*What to do*. Please format all the entries below as a Markdown table with the columns Row and Line, numbering each row and leaving out blank lines and pictures.

*Task data*.
START

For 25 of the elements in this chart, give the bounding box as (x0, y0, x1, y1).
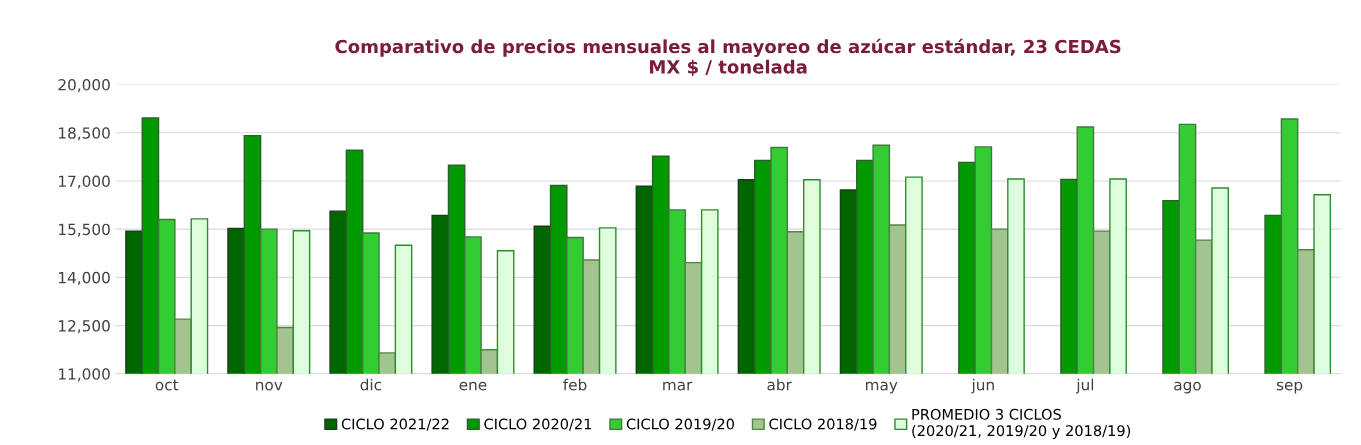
y-tick-label: 11,000 (59, 368, 110, 382)
legend-label: CICLO 2021/22 (341, 418, 449, 431)
x-tick-label: abr (767, 378, 792, 391)
y-tick-label: 20,000 (58, 79, 110, 93)
x-tick-label: ago (1174, 381, 1201, 394)
x-tick-label: may (865, 381, 898, 394)
x-tick-label: sep (1276, 381, 1303, 394)
y-tick-label: 17,000 (59, 175, 110, 189)
y-tick-label: 12,500 (59, 320, 110, 334)
legend-label: CICLO 2020/21 (484, 418, 592, 431)
y-tick-label: 18,500 (59, 127, 110, 141)
chart-title: Comparativo de precios mensuales al mayoreo de azúcar estándar, 23 CEDAS MX $ / tonelada (335, 38, 1121, 77)
legend-label: CICLO 2019/20 (626, 418, 734, 431)
legend-label: CICLO 2018/19 (769, 418, 877, 431)
legend-label: PROMEDIO 3 CICLOS (2020/21, 2019/20 y 2018/19) (912, 408, 1131, 439)
x-tick-label: jul (1076, 378, 1094, 394)
x-tick-label: jun (971, 378, 994, 394)
x-tick-label: oct (155, 379, 179, 391)
x-tick-label: dic (360, 378, 382, 391)
y-tick-label: 15,500 (59, 223, 110, 237)
x-tick-label: feb (563, 378, 587, 391)
x-tick-label: ene (459, 381, 487, 391)
x-tick-label: mar (663, 381, 693, 391)
y-tick-label: 14,000 (59, 271, 110, 285)
x-tick-label: nov (256, 381, 283, 391)
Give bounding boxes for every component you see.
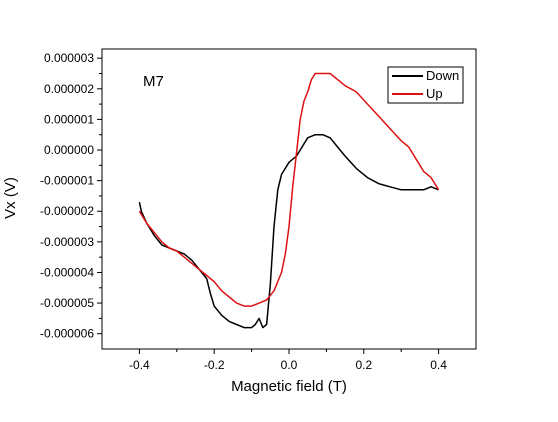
x-tick-label: 0.4 (430, 358, 447, 372)
series-layer (138, 72, 440, 329)
series-line-up (138, 72, 440, 307)
x-axis: -0.4 -0.2 0.0 0.2 0.4 (129, 349, 447, 372)
y-tick-label: -0.000005 (40, 296, 94, 310)
x-tick-label: -0.2 (204, 358, 225, 372)
legend-box (387, 66, 464, 104)
legend-label-up: Up (426, 86, 443, 101)
series-line-down (138, 133, 439, 329)
y-tick-label: 0.000002 (44, 82, 94, 96)
annotation-label: M7 (143, 73, 164, 90)
y-tick-label: -0.000004 (40, 265, 94, 279)
y-tick-label: -0.000001 (40, 174, 94, 188)
x-tick-label: 0.2 (355, 358, 372, 372)
legend-label-down: Down (426, 68, 459, 83)
y-tick-label: 0.000003 (44, 51, 94, 65)
legend: Down Up (387, 66, 464, 104)
x-tick-label: 0.0 (281, 358, 298, 372)
y-tick-label: 0.000000 (44, 143, 94, 157)
y-tick-label: 0.000001 (44, 112, 94, 126)
y-axis: -0.000006 -0.000005 -0.000004 -0.000003 -0.0… (40, 51, 102, 341)
y-axis-label: Vx (V) (2, 177, 19, 219)
y-tick-label: -0.000003 (40, 235, 94, 249)
y-tick-label: -0.000006 (40, 327, 94, 341)
x-tick-label: -0.4 (129, 358, 150, 372)
x-axis-label: Magnetic field (T) (231, 378, 347, 395)
y-tick-label: -0.000002 (40, 204, 94, 218)
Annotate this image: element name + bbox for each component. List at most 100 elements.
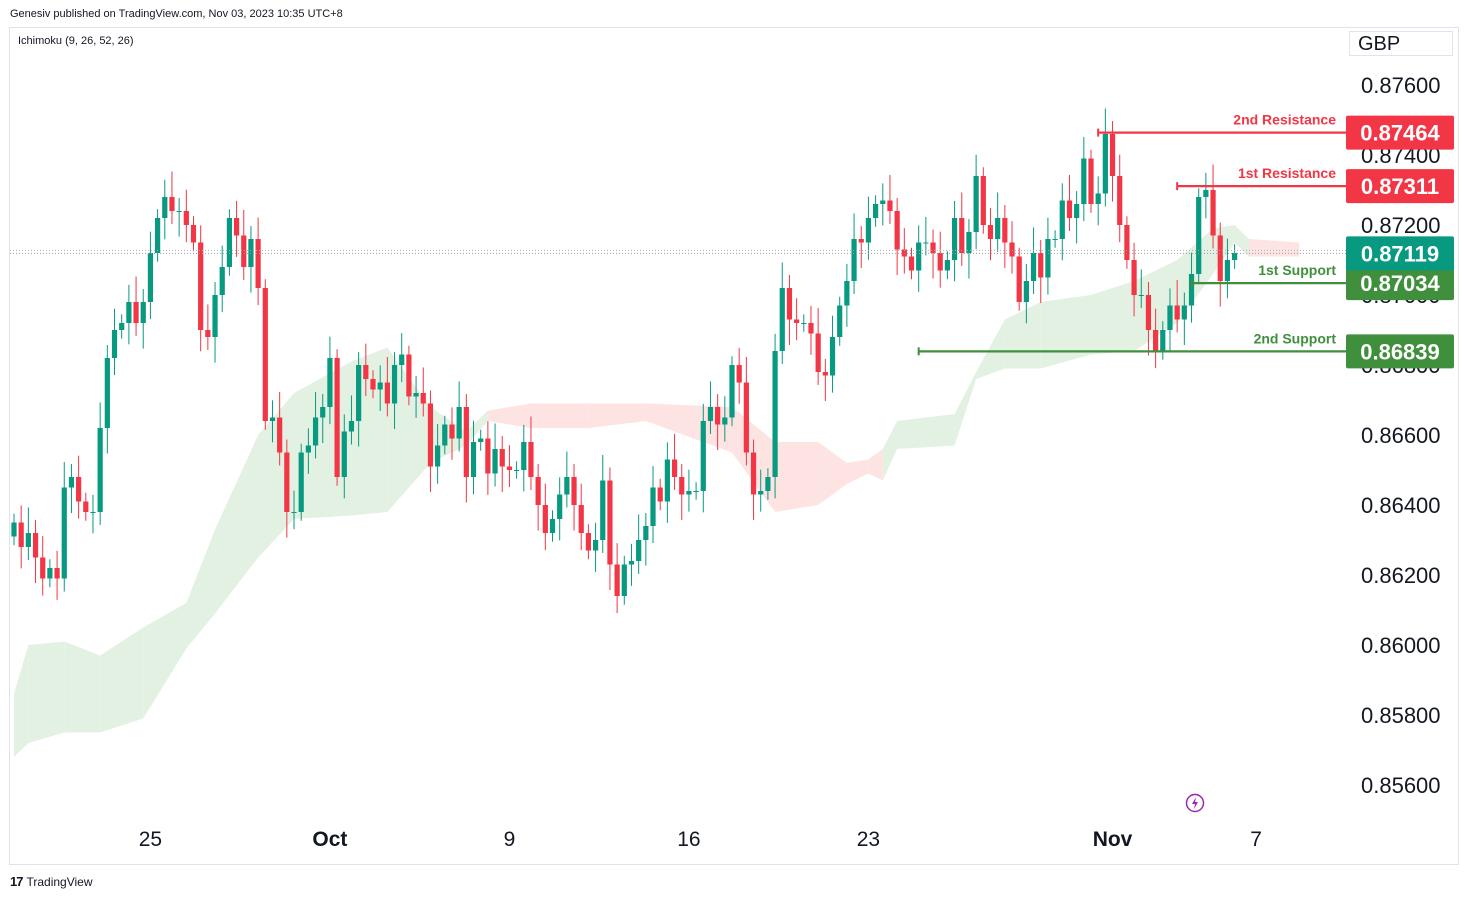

END

*Output for this task*.
| Row | Line |
|---|---|
| 1 | For 25 of the elements in this chart, give the bounding box as (x0, y0, x1, y1). |
| 2 | y-tick-label: 11,000 (59, 368, 110, 382) |
| 3 | legend-label: CICLO 2021/22 (341, 418, 449, 431) |
| 4 | x-tick-label: abr (767, 378, 792, 391) |
| 5 | y-tick-label: 20,000 (58, 79, 110, 93) |
| 6 | x-tick-label: ago (1174, 381, 1201, 394) |
| 7 | x-tick-label: may (865, 381, 898, 394) |
| 8 | x-tick-label: sep (1276, 381, 1303, 394) |
| 9 | y-tick-label: 17,000 (59, 175, 110, 189) |
| 10 | y-tick-label: 12,500 (59, 320, 110, 334) |
| 11 | legend-label: CICLO 2020/21 (484, 418, 592, 431) |
| 12 | y-tick-label: 18,500 (59, 127, 110, 141) |
| 13 | chart-title: Comparativo de precios mensuales al mayoreo de azúcar estándar, 23 CEDAS MX $ / tonelada (335, 38, 1121, 77) |
| 14 | legend-label: CICLO 2019/20 (626, 418, 734, 431) |
| 15 | legend-label: CICLO 2018/19 (769, 418, 877, 431) |
| 16 | legend-label: PROMEDIO 3 CICLOS (2020/21, 2019/20 y 2018/19) (912, 408, 1131, 439) |
| 17 | x-tick-label: jul (1076, 378, 1094, 394) |
| 18 | x-tick-label: jun (971, 378, 994, 394) |
| 19 | x-tick-label: oct (155, 379, 179, 391) |
| 20 | x-tick-label: dic (360, 378, 382, 391) |
| 21 | y-tick-label: 15,500 (59, 223, 110, 237) |
| 22 | x-tick-label: feb (563, 378, 587, 391) |
| 23 | x-tick-label: ene (459, 381, 487, 391) |
| 24 | x-tick-label: mar (663, 381, 693, 391) |
| 25 | y-tick-label: 14,000 (59, 271, 110, 285) |
| 26 | x-tick-label: nov (256, 381, 283, 391) |
| 27 | Give bounding boxes for every component you see. |
| 28 | x-tick-label: 0.4 (430, 358, 447, 372) |
| 29 | series-layer (138, 72, 440, 329) |
| 30 | series-line-up (138, 72, 440, 307) |
| 31 | x-axis: -0.4 -0.2 0.0 0.2 0.4 (129, 349, 447, 372) |
| 32 | y-tick-label: -0.000005 (40, 296, 94, 310) |
| 33 | x-tick-label: -0.2 (204, 358, 225, 372) |
| 34 | legend-box (387, 66, 464, 104) |
| 35 | legend-label-up: Up (426, 86, 443, 101) |
| 36 | series-line-down (138, 133, 439, 329) |
| 37 | y-tick-label: 0.000002 (44, 82, 94, 96) |
| 38 | annotation-label: M7 (143, 73, 164, 90) |
| 39 | y-tick-label: -0.000004 (40, 265, 94, 279) |
| 40 | y-tick-label: -0.000001 (40, 174, 94, 188) |
| 41 | x-tick-label: 0.2 (355, 358, 372, 372) |
| 42 | legend-label-down: Down (426, 68, 459, 83) |
| 43 | y-tick-label: 0.000003 (44, 51, 94, 65) |
| 44 | legend: Down Up (387, 66, 464, 104) |
| 45 | x-tick-label: 0.0 (281, 358, 298, 372) |
| 46 | y-tick-label: 0.000000 (44, 143, 94, 157) |
| 47 | y-tick-label: 0.000001 (44, 112, 94, 126) |
| 48 | y-axis: -0.000006 -0.000005 -0.000004 -0.000003 -0.0… (40, 51, 102, 341) |
| 49 | y-axis-label: Vx (V) (2, 177, 19, 219) |
| 50 | y-tick-label: -0.000003 (40, 235, 94, 249) |
| 51 | y-tick-label: -0.000006 (40, 327, 94, 341) |
| 52 | x-tick-label: -0.4 (129, 358, 150, 372) |
| 53 | x-axis-label: Magnetic field (T) (231, 378, 347, 395) |
| 54 | y-tick-label: -0.000002 (40, 204, 94, 218) |
| 55 | Annotate this image: element name + bbox for each component. List at most 100 elements. |